[Opening MATERIAL PROVIDED section]

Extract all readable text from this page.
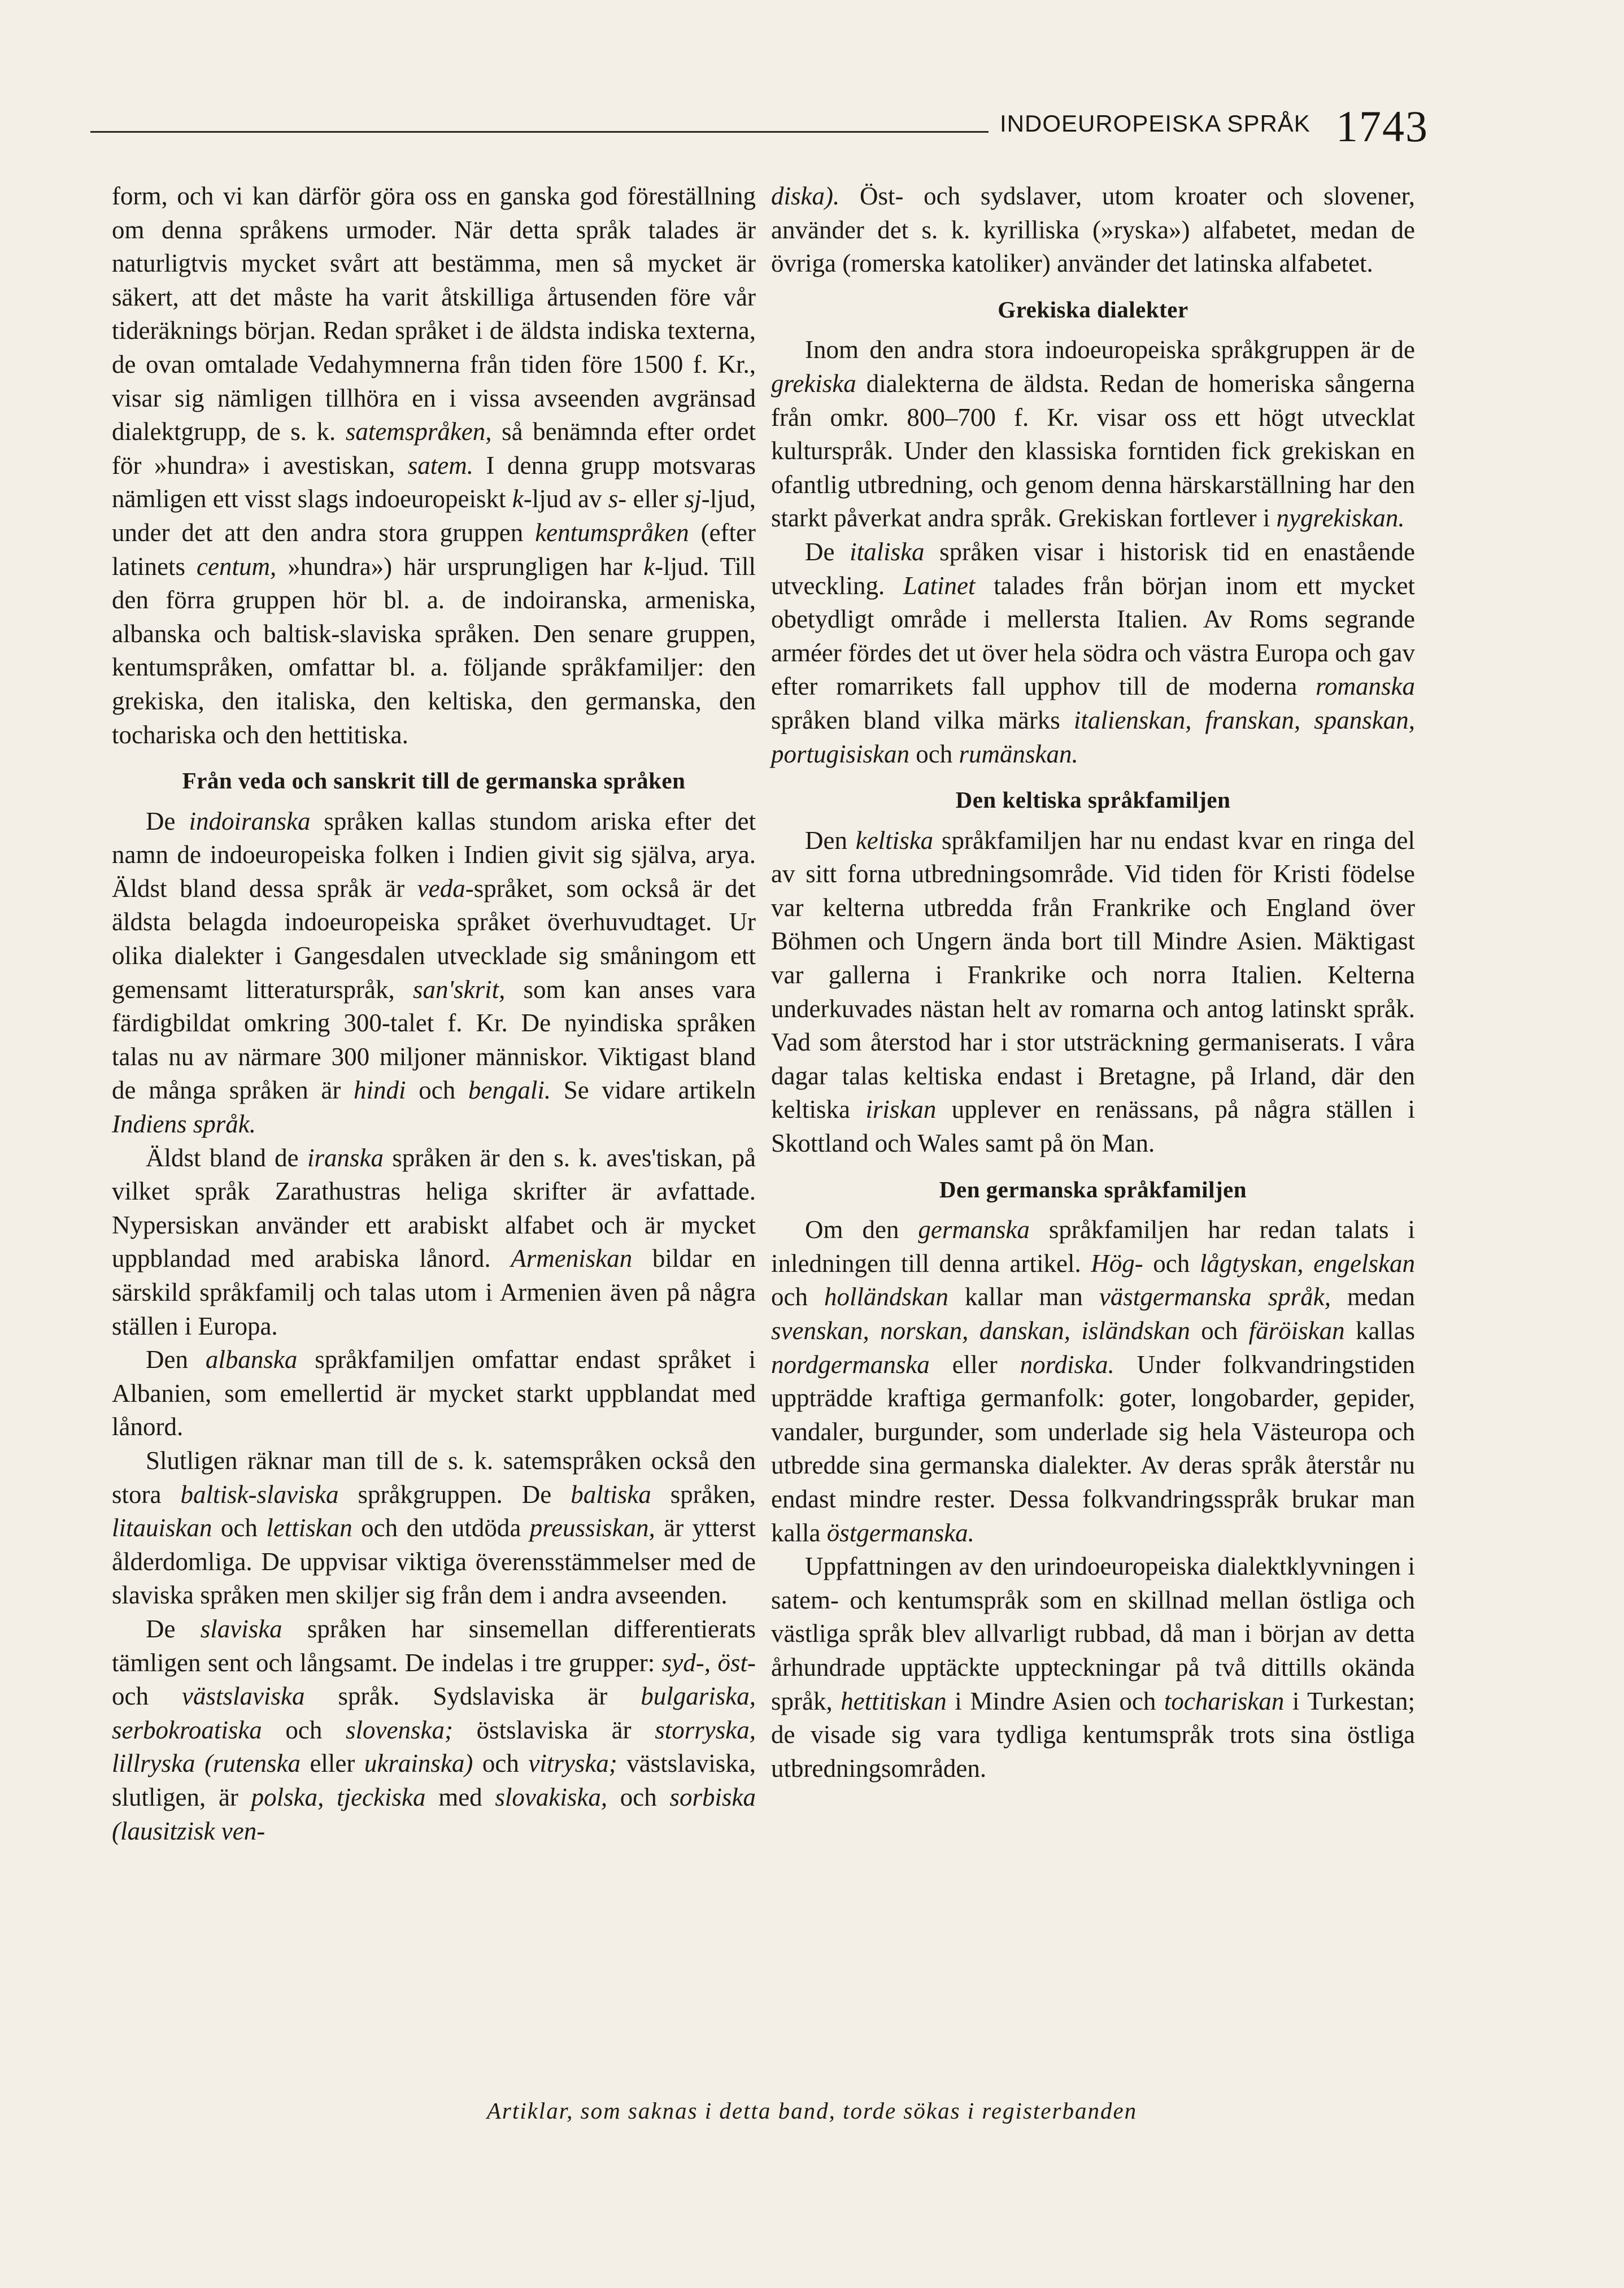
INDOEUROPEISKA SPRÅK 1743

form, och vi kan därför göra oss en ganska god föreställning om denna språkens urmoder. När detta språk talades är naturligtvis mycket svårt att bestämma, men så mycket är säkert, att det måste ha varit åtskilliga årtusenden före vår tideräknings början. Redan språket i de äldsta indiska texterna, de ovan omtalade Vedahymnerna från tiden före 1500 f. Kr., visar sig nämligen tillhöra en i vissa avseenden avgränsad dialektgrupp, de s. k. satemspråken, så benämnda efter ordet för »hundra» i avestiskan, satem. I denna grupp motsvaras nämligen ett visst slags indoeuropeiskt k-ljud av s- eller sj-ljud, under det att den andra stora gruppen kentumspråken (efter latinets centum, »hundra») här ursprungligen har k-ljud. Till den förra gruppen hör bl. a. de indoiranska, armeniska, albanska och baltisk-slaviska språken. Den senare gruppen, kentumspråken, omfattar bl. a. följande språkfamiljer: den grekiska, den italiska, den keltiska, den germanska, den tochariska och den hettitiska.

Från veda och sanskrit till de germanska språken

De indoiranska språken kallas stundom ariska efter det namn de indoeuropeiska folken i Indien givit sig själva, arya. Äldst bland dessa språk är veda-språket, som också är det äldsta belagda indoeuropeiska språket överhuvudtaget. Ur olika dialekter i Gangesdalen utvecklade sig småningom ett gemensamt litteraturspråk, san'skrit, som kan anses vara färdigbildat omkring 300-talet f. Kr. De nyindiska språken talas nu av närmare 300 miljoner människor. Viktigast bland de många språken är hindi och bengali. Se vidare artikeln Indiens språk.

Äldst bland de iranska språken är den s. k. aves'tiskan, på vilket språk Zarathustras heliga skrifter är avfattade. Nypersiskan använder ett arabiskt alfabet och är mycket uppblandad med arabiska lånord. Armeniskan bildar en särskild språkfamilj och talas utom i Armenien även på några ställen i Europa.

Den albanska språkfamiljen omfattar endast språket i Albanien, som emellertid är mycket starkt uppblandat med lånord.

Slutligen räknar man till de s. k. satemspråken också den stora baltisk-slaviska språkgruppen. De baltiska språken, litauiskan och lettiskan och den utdöda preussiskan, är ytterst ålderdomliga. De uppvisar viktiga överensstämmelser med de slaviska språken men skiljer sig från dem i andra avseenden.

De slaviska språken har sinsemellan differentierats tämligen sent och långsamt. De indelas i tre grupper: syd-, öst- och västslaviska språk. Sydslaviska är bulgariska, serbokroatiska och slovenska; östslaviska är storryska, lillryska (rutenska eller ukrainska) och vitryska; västslaviska, slutligen, är polska, tjeckiska med slovakiska, och sorbiska (lausitzisk ven-

diska). Öst- och sydslaver, utom kroater och slovener, använder det s. k. kyrilliska (»ryska») alfabetet, medan de övriga (romerska katoliker) använder det latinska alfabetet.

Grekiska dialekter

Inom den andra stora indoeuropeiska språkgruppen är de grekiska dialekterna de äldsta. Redan de homeriska sångerna från omkr. 800–700 f. Kr. visar oss ett högt utvecklat kulturspråk. Under den klassiska forntiden fick grekiskan en ofantlig utbredning, och genom denna härskarställning har den starkt påverkat andra språk. Grekiskan fortlever i nygrekiskan.

De italiska språken visar i historisk tid en enastående utveckling. Latinet talades från början inom ett mycket obetydligt område i mellersta Italien. Av Roms segrande arméer fördes det ut över hela södra och västra Europa och gav efter romarrikets fall upphov till de moderna romanska språken bland vilka märks italienskan, franskan, spanskan, portugisiskan och rumänskan.

Den keltiska språkfamiljen

Den keltiska språkfamiljen har nu endast kvar en ringa del av sitt forna utbredningsområde. Vid tiden för Kristi födelse var kelterna utbredda från Frankrike och England över Böhmen och Ungern ända bort till Mindre Asien. Mäktigast var gallerna i Frankrike och norra Italien. Kelterna underkuvades nästan helt av romarna och antog latinskt språk. Vad som återstod har i stor utsträckning germaniserats. I våra dagar talas keltiska endast i Bretagne, på Irland, där den keltiska iriskan upplever en renässans, på några ställen i Skottland och Wales samt på ön Man.

Den germanska språkfamiljen

Om den germanska språkfamiljen har redan talats i inledningen till denna artikel. Hög- och lågtyskan, engelskan och holländskan kallar man västgermanska språk, medan svenskan, norskan, danskan, isländskan och färöiskan kallas nordgermanska eller nordiska. Under folkvandringstiden uppträdde kraftiga germanfolk: goter, longobarder, gepider, vandaler, burgunder, som underlade sig hela Västeuropa och utbredde sina germanska dialekter. Av deras språk återstår nu endast mindre rester. Dessa folkvandringsspråk brukar man kalla östgermanska.

Uppfattningen av den urindoeuropeiska dialektklyvningen i satem- och kentumspråk som en skillnad mellan östliga och västliga språk blev allvarligt rubbad, då man i början av detta århundrade upptäckte uppteckningar på två dittills okända språk, hettitiskan i Mindre Asien och tochariskan i Turkestan; de visade sig vara tydliga kentumspråk trots sina östliga utbredningsområden.

Artiklar, som saknas i detta band, torde sökas i registerbanden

[Closing MATERIAL PROVIDED section]

-- ABOUT THIS TASK --
Strip the images and reproduce the remaining records precisely.

-- TASK RESPONSE --
Extract all readable text from this page.
INDOEUROPEISKA SPRÅK 1743

form, och vi kan därför göra oss en ganska god föreställning om denna språkens urmoder. När detta språk talades är naturligtvis mycket svårt att bestämma, men så mycket är säkert, att det måste ha varit åtskilliga årtusenden före vår tideräknings början. Redan språket i de äldsta indiska texterna, de ovan omtalade Vedahymnerna från tiden före 1500 f. Kr., visar sig nämligen tillhöra en i vissa avseenden avgränsad dialektgrupp, de s. k. satemspråken, så benämnda efter ordet för »hundra» i avestiskan, satem. I denna grupp motsvaras nämligen ett visst slags indoeuropeiskt k-ljud av s- eller sj-ljud, under det att den andra stora gruppen kentumspråken (efter latinets centum, »hundra») här ursprungligen har k-ljud. Till den förra gruppen hör bl. a. de indoiranska, armeniska, albanska och baltisk-slaviska språken. Den senare gruppen, kentumspråken, omfattar bl. a. följande språkfamiljer: den grekiska, den italiska, den keltiska, den germanska, den tochariska och den hettitiska.

Från veda och sanskrit till de germanska språken

De indoiranska språken kallas stundom ariska efter det namn de indoeuropeiska folken i Indien givit sig själva, arya. Äldst bland dessa språk är veda-språket, som också är det äldsta belagda indoeuropeiska språket överhuvudtaget. Ur olika dialekter i Gangesdalen utvecklade sig småningom ett gemensamt litteraturspråk, san'skrit, som kan anses vara färdigbildat omkring 300-talet f. Kr. De nyindiska språken talas nu av närmare 300 miljoner människor. Viktigast bland de många språken är hindi och bengali. Se vidare artikeln Indiens språk.

Äldst bland de iranska språken är den s. k. aves'tiskan, på vilket språk Zarathustras heliga skrifter är avfattade. Nypersiskan använder ett arabiskt alfabet och är mycket uppblandad med arabiska lånord. Armeniskan bildar en särskild språkfamilj och talas utom i Armenien även på några ställen i Europa.

Den albanska språkfamiljen omfattar endast språket i Albanien, som emellertid är mycket starkt uppblandat med lånord.

Slutligen räknar man till de s. k. satemspråken också den stora baltisk-slaviska språkgruppen. De baltiska språken, litauiskan och lettiskan och den utdöda preussiskan, är ytterst ålderdomliga. De uppvisar viktiga överensstämmelser med de slaviska språken men skiljer sig från dem i andra avseenden.

De slaviska språken har sinsemellan differentierats tämligen sent och långsamt. De indelas i tre grupper: syd-, öst- och västslaviska språk. Sydslaviska är bulgariska, serbokroatiska och slovenska; östslaviska är storryska, lillryska (rutenska eller ukrainska) och vitryska; västslaviska, slutligen, är polska, tjeckiska med slovakiska, och sorbiska (lausitzisk ven-

diska). Öst- och sydslaver, utom kroater och slovener, använder det s. k. kyrilliska (»ryska») alfabetet, medan de övriga (romerska katoliker) använder det latinska alfabetet.

Grekiska dialekter

Inom den andra stora indoeuropeiska språkgruppen är de grekiska dialekterna de äldsta. Redan de homeriska sångerna från omkr. 800–700 f. Kr. visar oss ett högt utvecklat kulturspråk. Under den klassiska forntiden fick grekiskan en ofantlig utbredning, och genom denna härskarställning har den starkt påverkat andra språk. Grekiskan fortlever i nygrekiskan.

De italiska språken visar i historisk tid en enastående utveckling. Latinet talades från början inom ett mycket obetydligt område i mellersta Italien. Av Roms segrande arméer fördes det ut över hela södra och västra Europa och gav efter romarrikets fall upphov till de moderna romanska språken bland vilka märks italienskan, franskan, spanskan, portugisiskan och rumänskan.

Den keltiska språkfamiljen

Den keltiska språkfamiljen har nu endast kvar en ringa del av sitt forna utbredningsområde. Vid tiden för Kristi födelse var kelterna utbredda från Frankrike och England över Böhmen och Ungern ända bort till Mindre Asien. Mäktigast var gallerna i Frankrike och norra Italien. Kelterna underkuvades nästan helt av romarna och antog latinskt språk. Vad som återstod har i stor utsträckning germaniserats. I våra dagar talas keltiska endast i Bretagne, på Irland, där den keltiska iriskan upplever en renässans, på några ställen i Skottland och Wales samt på ön Man.

Den germanska språkfamiljen

Om den germanska språkfamiljen har redan talats i inledningen till denna artikel. Hög- och lågtyskan, engelskan och holländskan kallar man västgermanska språk, medan svenskan, norskan, danskan, isländskan och färöiskan kallas nordgermanska eller nordiska. Under folkvandringstiden uppträdde kraftiga germanfolk: goter, longobarder, gepider, vandaler, burgunder, som underlade sig hela Västeuropa och utbredde sina germanska dialekter. Av deras språk återstår nu endast mindre rester. Dessa folkvandringsspråk brukar man kalla östgermanska.

Uppfattningen av den urindoeuropeiska dialektklyvningen i satem- och kentumspråk som en skillnad mellan östliga och västliga språk blev allvarligt rubbad, då man i början av detta århundrade upptäckte uppteckningar på två dittills okända språk, hettitiskan i Mindre Asien och tochariskan i Turkestan; de visade sig vara tydliga kentumspråk trots sina östliga utbredningsområden.

Artiklar, som saknas i detta band, torde sökas i registerbanden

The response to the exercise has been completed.